:: Entries supplied ::
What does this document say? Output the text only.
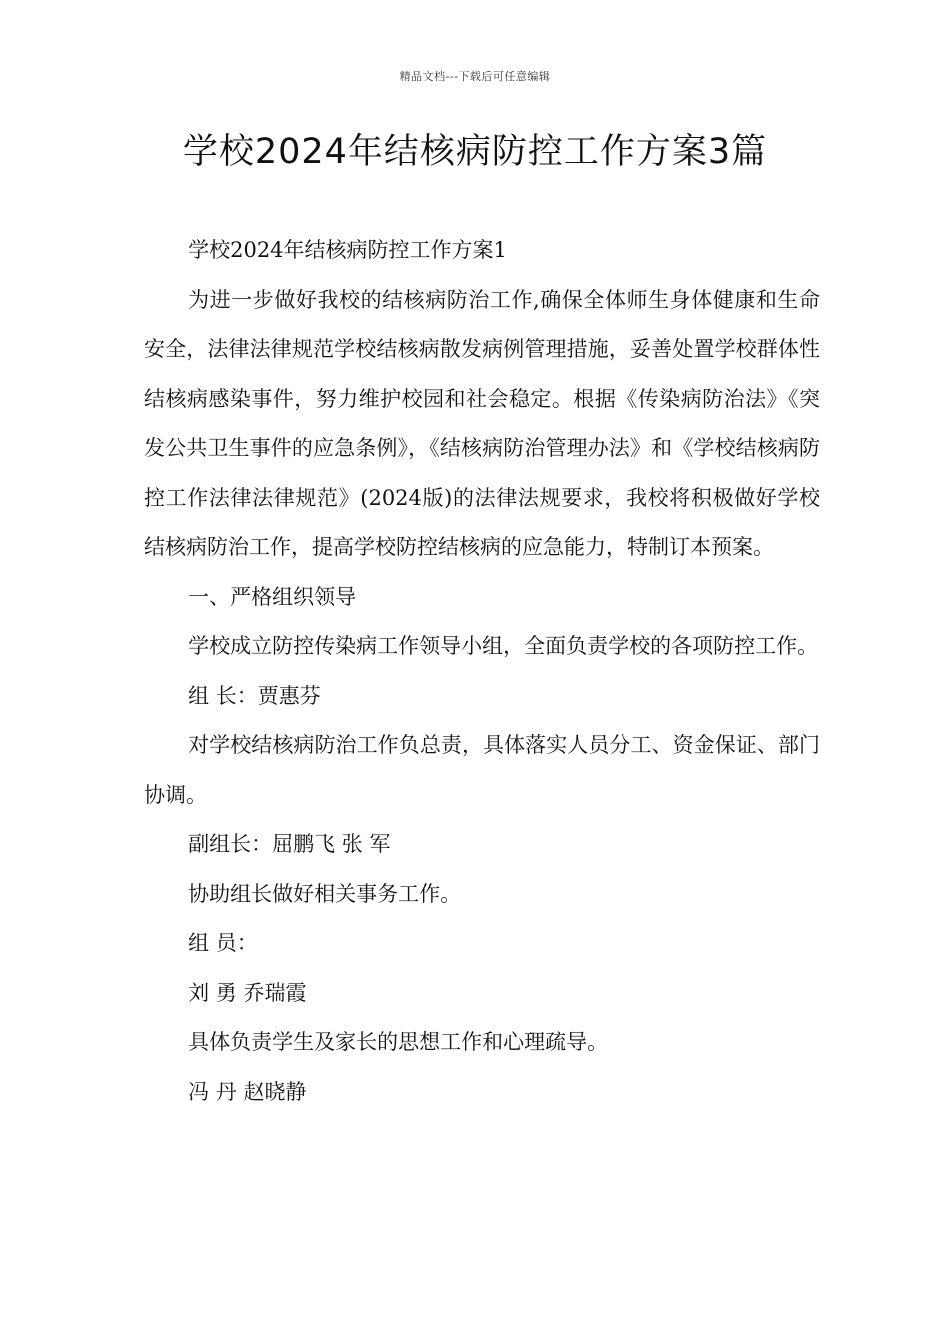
精品文档---下载后可任意编辑
学校2024年结核病防控工作方案3篇

学校2024年结核病防控工作方案1

为进一步做好我校的结核病防治工作,确保全体师生身体健康和生命安全，法律法律规范学校结核病散发病例管理措施，妥善处置学校群体性结核病感染事件，努力维护校园和社会稳定。根据《传染病防治法》《突发公共卫生事件的应急条例》，《结核病防治管理办法》和《学校结核病防控工作法律法律规范》(2024版)的法律法规要求，我校将积极做好学校结核病防治工作，提高学校防控结核病的应急能力，特制订本预案。

一、严格组织领导

学校成立防控传染病工作领导小组，全面负责学校的各项防控工作。

组 长：贾惠芬

对学校结核病防治工作负总责，具体落实人员分工、资金保证、部门协调。

副组长：屈鹏飞 张 军

协助组长做好相关事务工作。

组 员：

刘 勇 乔瑞霞

具体负责学生及家长的思想工作和心理疏导。

冯 丹 赵晓静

:: Short task ::
Leave the pictures out and output the rest of the listing exactly.

:: Task response ::
What does this document say? Output the text only.
精品文档---下载后可任意编辑
学校2024年结核病防控工作方案3篇

学校2024年结核病防控工作方案1

为进一步做好我校的结核病防治工作,确保全体师生身体健康和生命安全，法律法律规范学校结核病散发病例管理措施，妥善处置学校群体性结核病感染事件，努力维护校园和社会稳定。根据《传染病防治法》《突发公共卫生事件的应急条例》，《结核病防治管理办法》和《学校结核病防控工作法律法律规范》(2024版)的法律法规要求，我校将积极做好学校结核病防治工作，提高学校防控结核病的应急能力，特制订本预案。

一、严格组织领导

学校成立防控传染病工作领导小组，全面负责学校的各项防控工作。

组 长：贾惠芬

对学校结核病防治工作负总责，具体落实人员分工、资金保证、部门协调。

副组长：屈鹏飞 张 军

协助组长做好相关事务工作。

组 员：

刘 勇 乔瑞霞

具体负责学生及家长的思想工作和心理疏导。

冯 丹 赵晓静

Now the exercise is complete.